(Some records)
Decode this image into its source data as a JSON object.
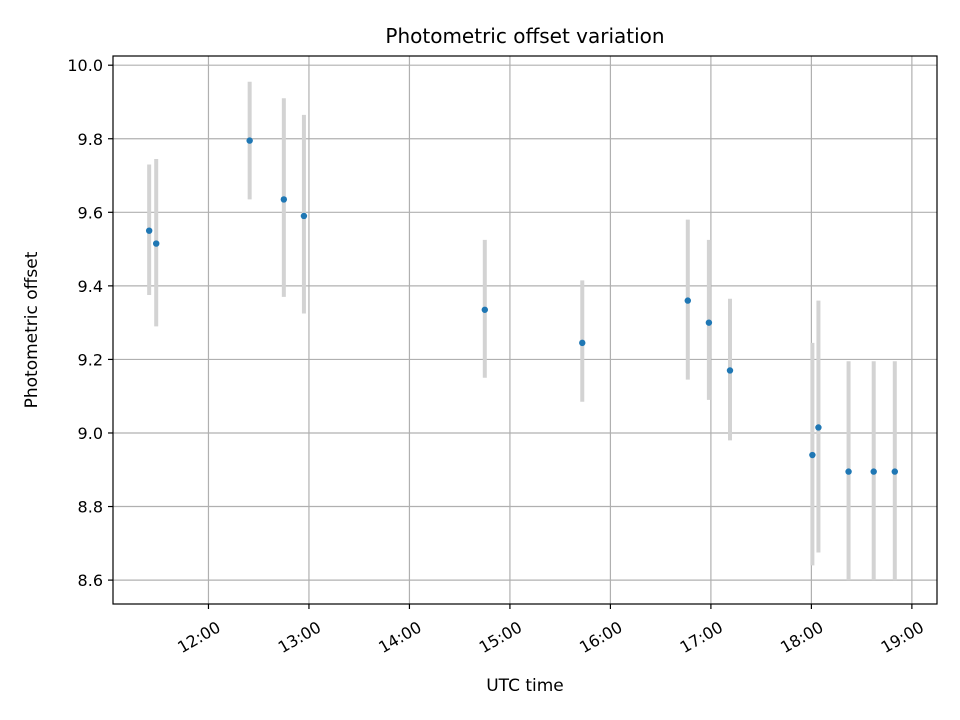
{
  "chart_data": {
    "type": "scatter",
    "title": "Photometric offset variation",
    "xlabel": "UTC time",
    "ylabel": "Photometric offset",
    "x_unit": "hours",
    "xlim": [
      11.05,
      19.25
    ],
    "ylim": [
      8.535,
      10.025
    ],
    "x_ticks": [
      {
        "value": 12,
        "label": "12:00"
      },
      {
        "value": 13,
        "label": "13:00"
      },
      {
        "value": 14,
        "label": "14:00"
      },
      {
        "value": 15,
        "label": "15:00"
      },
      {
        "value": 16,
        "label": "16:00"
      },
      {
        "value": 17,
        "label": "17:00"
      },
      {
        "value": 18,
        "label": "18:00"
      },
      {
        "value": 19,
        "label": "19:00"
      }
    ],
    "y_ticks": [
      {
        "value": 8.6,
        "label": "8.6"
      },
      {
        "value": 8.8,
        "label": "8.8"
      },
      {
        "value": 9.0,
        "label": "9.0"
      },
      {
        "value": 9.2,
        "label": "9.2"
      },
      {
        "value": 9.4,
        "label": "9.4"
      },
      {
        "value": 9.6,
        "label": "9.6"
      },
      {
        "value": 9.8,
        "label": "9.8"
      },
      {
        "value": 10.0,
        "label": "10.0"
      }
    ],
    "grid": true,
    "legend": "none",
    "colors": {
      "marker": "#1f77b4",
      "errorbar": "#d3d3d3",
      "grid": "#b0b0b0"
    },
    "points": [
      {
        "x": 11.41,
        "y": 9.55,
        "err_low": 9.375,
        "err_high": 9.73
      },
      {
        "x": 11.48,
        "y": 9.515,
        "err_low": 9.29,
        "err_high": 9.745
      },
      {
        "x": 12.41,
        "y": 9.795,
        "err_low": 9.635,
        "err_high": 9.955
      },
      {
        "x": 12.75,
        "y": 9.635,
        "err_low": 9.37,
        "err_high": 9.91
      },
      {
        "x": 12.95,
        "y": 9.59,
        "err_low": 9.325,
        "err_high": 9.865
      },
      {
        "x": 14.75,
        "y": 9.335,
        "err_low": 9.15,
        "err_high": 9.525
      },
      {
        "x": 15.72,
        "y": 9.245,
        "err_low": 9.085,
        "err_high": 9.415
      },
      {
        "x": 16.77,
        "y": 9.36,
        "err_low": 9.145,
        "err_high": 9.58
      },
      {
        "x": 16.98,
        "y": 9.3,
        "err_low": 9.09,
        "err_high": 9.525
      },
      {
        "x": 17.19,
        "y": 9.17,
        "err_low": 8.98,
        "err_high": 9.365
      },
      {
        "x": 18.01,
        "y": 8.94,
        "err_low": 8.64,
        "err_high": 9.245
      },
      {
        "x": 18.07,
        "y": 9.015,
        "err_low": 8.675,
        "err_high": 9.36
      },
      {
        "x": 18.37,
        "y": 8.895,
        "err_low": 8.6,
        "err_high": 9.195
      },
      {
        "x": 18.62,
        "y": 8.895,
        "err_low": 8.6,
        "err_high": 9.195
      },
      {
        "x": 18.83,
        "y": 8.895,
        "err_low": 8.6,
        "err_high": 9.195
      }
    ]
  }
}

_What is expected_
Copy out all the data without changing anything, and drop the pictures.

_Exercise solution_
Decode this image into its source data as a JSON object.
{
  "chart_data": {
    "type": "scatter",
    "title": "Photometric offset variation",
    "xlabel": "UTC time",
    "ylabel": "Photometric offset",
    "x_unit": "hours",
    "xlim": [
      11.05,
      19.25
    ],
    "ylim": [
      8.535,
      10.025
    ],
    "x_ticks": [
      {
        "value": 12,
        "label": "12:00"
      },
      {
        "value": 13,
        "label": "13:00"
      },
      {
        "value": 14,
        "label": "14:00"
      },
      {
        "value": 15,
        "label": "15:00"
      },
      {
        "value": 16,
        "label": "16:00"
      },
      {
        "value": 17,
        "label": "17:00"
      },
      {
        "value": 18,
        "label": "18:00"
      },
      {
        "value": 19,
        "label": "19:00"
      }
    ],
    "y_ticks": [
      {
        "value": 8.6,
        "label": "8.6"
      },
      {
        "value": 8.8,
        "label": "8.8"
      },
      {
        "value": 9.0,
        "label": "9.0"
      },
      {
        "value": 9.2,
        "label": "9.2"
      },
      {
        "value": 9.4,
        "label": "9.4"
      },
      {
        "value": 9.6,
        "label": "9.6"
      },
      {
        "value": 9.8,
        "label": "9.8"
      },
      {
        "value": 10.0,
        "label": "10.0"
      }
    ],
    "grid": true,
    "legend": "none",
    "colors": {
      "marker": "#1f77b4",
      "errorbar": "#d3d3d3",
      "grid": "#b0b0b0"
    },
    "points": [
      {
        "x": 11.41,
        "y": 9.55,
        "err_low": 9.375,
        "err_high": 9.73
      },
      {
        "x": 11.48,
        "y": 9.515,
        "err_low": 9.29,
        "err_high": 9.745
      },
      {
        "x": 12.41,
        "y": 9.795,
        "err_low": 9.635,
        "err_high": 9.955
      },
      {
        "x": 12.75,
        "y": 9.635,
        "err_low": 9.37,
        "err_high": 9.91
      },
      {
        "x": 12.95,
        "y": 9.59,
        "err_low": 9.325,
        "err_high": 9.865
      },
      {
        "x": 14.75,
        "y": 9.335,
        "err_low": 9.15,
        "err_high": 9.525
      },
      {
        "x": 15.72,
        "y": 9.245,
        "err_low": 9.085,
        "err_high": 9.415
      },
      {
        "x": 16.77,
        "y": 9.36,
        "err_low": 9.145,
        "err_high": 9.58
      },
      {
        "x": 16.98,
        "y": 9.3,
        "err_low": 9.09,
        "err_high": 9.525
      },
      {
        "x": 17.19,
        "y": 9.17,
        "err_low": 8.98,
        "err_high": 9.365
      },
      {
        "x": 18.01,
        "y": 8.94,
        "err_low": 8.64,
        "err_high": 9.245
      },
      {
        "x": 18.07,
        "y": 9.015,
        "err_low": 8.675,
        "err_high": 9.36
      },
      {
        "x": 18.37,
        "y": 8.895,
        "err_low": 8.6,
        "err_high": 9.195
      },
      {
        "x": 18.62,
        "y": 8.895,
        "err_low": 8.6,
        "err_high": 9.195
      },
      {
        "x": 18.83,
        "y": 8.895,
        "err_low": 8.6,
        "err_high": 9.195
      }
    ]
  }
}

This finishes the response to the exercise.